## SHORT PROBLEM
All of the data below should be written out exactly.

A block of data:
>>>
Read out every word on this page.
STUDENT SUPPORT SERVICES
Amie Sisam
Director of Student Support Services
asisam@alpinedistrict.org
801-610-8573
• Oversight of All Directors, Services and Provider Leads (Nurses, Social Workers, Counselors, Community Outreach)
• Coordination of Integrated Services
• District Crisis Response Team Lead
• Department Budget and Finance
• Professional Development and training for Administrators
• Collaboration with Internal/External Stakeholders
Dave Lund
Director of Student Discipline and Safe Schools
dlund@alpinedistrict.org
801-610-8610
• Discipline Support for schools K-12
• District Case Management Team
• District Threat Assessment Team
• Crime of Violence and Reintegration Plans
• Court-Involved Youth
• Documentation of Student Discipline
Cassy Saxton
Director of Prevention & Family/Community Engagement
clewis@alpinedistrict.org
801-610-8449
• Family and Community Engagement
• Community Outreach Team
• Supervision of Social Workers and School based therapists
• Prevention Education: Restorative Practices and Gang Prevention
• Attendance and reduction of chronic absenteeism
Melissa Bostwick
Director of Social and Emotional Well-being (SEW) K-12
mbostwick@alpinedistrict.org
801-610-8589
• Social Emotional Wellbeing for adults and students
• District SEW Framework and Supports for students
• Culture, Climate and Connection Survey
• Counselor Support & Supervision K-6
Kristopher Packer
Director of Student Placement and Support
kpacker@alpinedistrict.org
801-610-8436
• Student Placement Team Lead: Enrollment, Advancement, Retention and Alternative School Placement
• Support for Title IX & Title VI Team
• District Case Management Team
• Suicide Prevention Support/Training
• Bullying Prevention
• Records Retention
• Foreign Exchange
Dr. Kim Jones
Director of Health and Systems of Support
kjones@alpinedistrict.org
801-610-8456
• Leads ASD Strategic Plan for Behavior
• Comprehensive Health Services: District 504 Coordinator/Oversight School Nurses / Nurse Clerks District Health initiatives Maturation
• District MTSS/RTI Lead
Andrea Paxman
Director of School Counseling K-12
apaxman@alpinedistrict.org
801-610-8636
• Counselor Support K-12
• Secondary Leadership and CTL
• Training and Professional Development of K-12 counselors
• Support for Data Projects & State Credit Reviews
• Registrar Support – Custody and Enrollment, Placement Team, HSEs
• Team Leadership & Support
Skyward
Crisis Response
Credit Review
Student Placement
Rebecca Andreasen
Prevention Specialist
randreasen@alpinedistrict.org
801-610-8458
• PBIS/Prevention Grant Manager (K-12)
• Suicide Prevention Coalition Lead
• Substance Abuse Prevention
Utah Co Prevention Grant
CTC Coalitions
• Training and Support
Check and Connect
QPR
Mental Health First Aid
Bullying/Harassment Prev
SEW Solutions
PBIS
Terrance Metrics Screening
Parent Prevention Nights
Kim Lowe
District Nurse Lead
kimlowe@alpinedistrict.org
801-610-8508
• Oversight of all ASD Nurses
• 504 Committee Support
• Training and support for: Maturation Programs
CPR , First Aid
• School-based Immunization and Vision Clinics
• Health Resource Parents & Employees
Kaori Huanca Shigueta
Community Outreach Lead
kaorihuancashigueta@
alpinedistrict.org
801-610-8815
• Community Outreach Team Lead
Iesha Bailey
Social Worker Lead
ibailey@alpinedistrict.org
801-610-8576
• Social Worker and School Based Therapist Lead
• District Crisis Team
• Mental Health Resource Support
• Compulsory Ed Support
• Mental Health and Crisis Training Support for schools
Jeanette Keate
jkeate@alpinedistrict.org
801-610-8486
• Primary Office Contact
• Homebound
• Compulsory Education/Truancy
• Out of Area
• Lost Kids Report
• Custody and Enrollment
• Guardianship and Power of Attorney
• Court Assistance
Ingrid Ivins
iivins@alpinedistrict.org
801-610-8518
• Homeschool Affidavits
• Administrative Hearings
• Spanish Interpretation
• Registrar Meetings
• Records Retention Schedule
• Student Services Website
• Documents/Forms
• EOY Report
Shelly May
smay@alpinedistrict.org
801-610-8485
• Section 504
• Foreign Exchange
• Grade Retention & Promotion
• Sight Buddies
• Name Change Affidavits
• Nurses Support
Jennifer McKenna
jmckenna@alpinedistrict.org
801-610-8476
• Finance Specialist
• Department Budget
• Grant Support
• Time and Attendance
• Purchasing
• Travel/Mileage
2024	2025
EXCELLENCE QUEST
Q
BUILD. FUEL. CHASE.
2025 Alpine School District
<<<
## RESPONSE
Read out every word on this page.
STUDENT SUPPORT SERVICES
Amie Sisam
Director of Student Support Services
asisam@alpinedistrict.org
801-610-8573
• Oversight of All Directors, Services and Provider Leads (Nurses, Social Workers, Counselors, Community Outreach)
• Coordination of Integrated Services
• District Crisis Response Team Lead
• Department Budget and Finance
• Professional Development and training for Administrators
• Collaboration with Internal/External Stakeholders
Dave Lund
Director of Student Discipline and Safe Schools
dlund@alpinedistrict.org
801-610-8610
• Discipline Support for schools K-12
• District Case Management Team
• District Threat Assessment Team
• Crime of Violence and Reintegration Plans
• Court-Involved Youth
• Documentation of Student Discipline
Cassy Saxton
Director of Prevention & Family/Community Engagement
clewis@alpinedistrict.org
801-610-8449
• Family and Community Engagement
• Community Outreach Team
• Supervision of Social Workers and School based therapists
• Prevention Education: Restorative Practices and Gang Prevention
• Attendance and reduction of chronic absenteeism
Melissa Bostwick
Director of Social and Emotional Well-being (SEW) K-12
mbostwick@alpinedistrict.org
801-610-8589
• Social Emotional Wellbeing for adults and students
• District SEW Framework and Supports for students
• Culture, Climate and Connection Survey
• Counselor Support & Supervision K-6
Kristopher Packer
Director of Student Placement and Support
kpacker@alpinedistrict.org
801-610-8436
• Student Placement Team Lead: Enrollment, Advancement, Retention and Alternative School Placement
• Support for Title IX & Title VI Team
• District Case Management Team
• Suicide Prevention Support/Training
• Bullying Prevention
• Records Retention
• Foreign Exchange
Dr. Kim Jones
Director of Health and Systems of Support
kjones@alpinedistrict.org
801-610-8456
• Leads ASD Strategic Plan for Behavior
• Comprehensive Health Services: District 504 Coordinator/Oversight School Nurses / Nurse Clerks District Health initiatives Maturation
• District MTSS/RTI Lead
Andrea Paxman
Director of School Counseling K-12
apaxman@alpinedistrict.org
801-610-8636
• Counselor Support K-12
• Secondary Leadership and CTL
• Training and Professional Development of K-12 counselors
• Support for Data Projects & State Credit Reviews
• Registrar Support – Custody and Enrollment, Placement Team, HSEs
• Team Leadership & Support
Skyward
Crisis Response
Credit Review
Student Placement
Rebecca Andreasen
Prevention Specialist
randreasen@alpinedistrict.org
801-610-8458
• PBIS/Prevention Grant Manager (K-12)
• Suicide Prevention Coalition Lead
• Substance Abuse Prevention
Utah Co Prevention Grant
CTC Coalitions
• Training and Support
Check and Connect
QPR
Mental Health First Aid
Bullying/Harassment Prev
SEW Solutions
PBIS
Terrance Metrics Screening
Parent Prevention Nights
Kim Lowe
District Nurse Lead
kimlowe@alpinedistrict.org
801-610-8508
• Oversight of all ASD Nurses
• 504 Committee Support
• Training and support for: Maturation Programs
CPR , First Aid
• School-based Immunization and Vision Clinics
• Health Resource Parents & Employees
Kaori Huanca Shigueta
Community Outreach Lead
kaorihuancashigueta@
alpinedistrict.org
801-610-8815
• Community Outreach Team Lead
Iesha Bailey
Social Worker Lead
ibailey@alpinedistrict.org
801-610-8576
• Social Worker and School Based Therapist Lead
• District Crisis Team
• Mental Health Resource Support
• Compulsory Ed Support
• Mental Health and Crisis Training Support for schools
Jeanette Keate
jkeate@alpinedistrict.org
801-610-8486
• Primary Office Contact
• Homebound
• Compulsory Education/Truancy
• Out of Area
• Lost Kids Report
• Custody and Enrollment
• Guardianship and Power of Attorney
• Court Assistance
Ingrid Ivins
iivins@alpinedistrict.org
801-610-8518
• Homeschool Affidavits
• Administrative Hearings
• Spanish Interpretation
• Registrar Meetings
• Records Retention Schedule
• Student Services Website
• Documents/Forms
• EOY Report
Shelly May
smay@alpinedistrict.org
801-610-8485
• Section 504
• Foreign Exchange
• Grade Retention & Promotion
• Sight Buddies
• Name Change Affidavits
• Nurses Support
Jennifer McKenna
jmckenna@alpinedistrict.org
801-610-8476
• Finance Specialist
• Department Budget
• Grant Support
• Time and Attendance
• Purchasing
• Travel/Mileage
2024	2025
EXCELLENCE QUEST
Q
BUILD. FUEL. CHASE.
2025 Alpine School District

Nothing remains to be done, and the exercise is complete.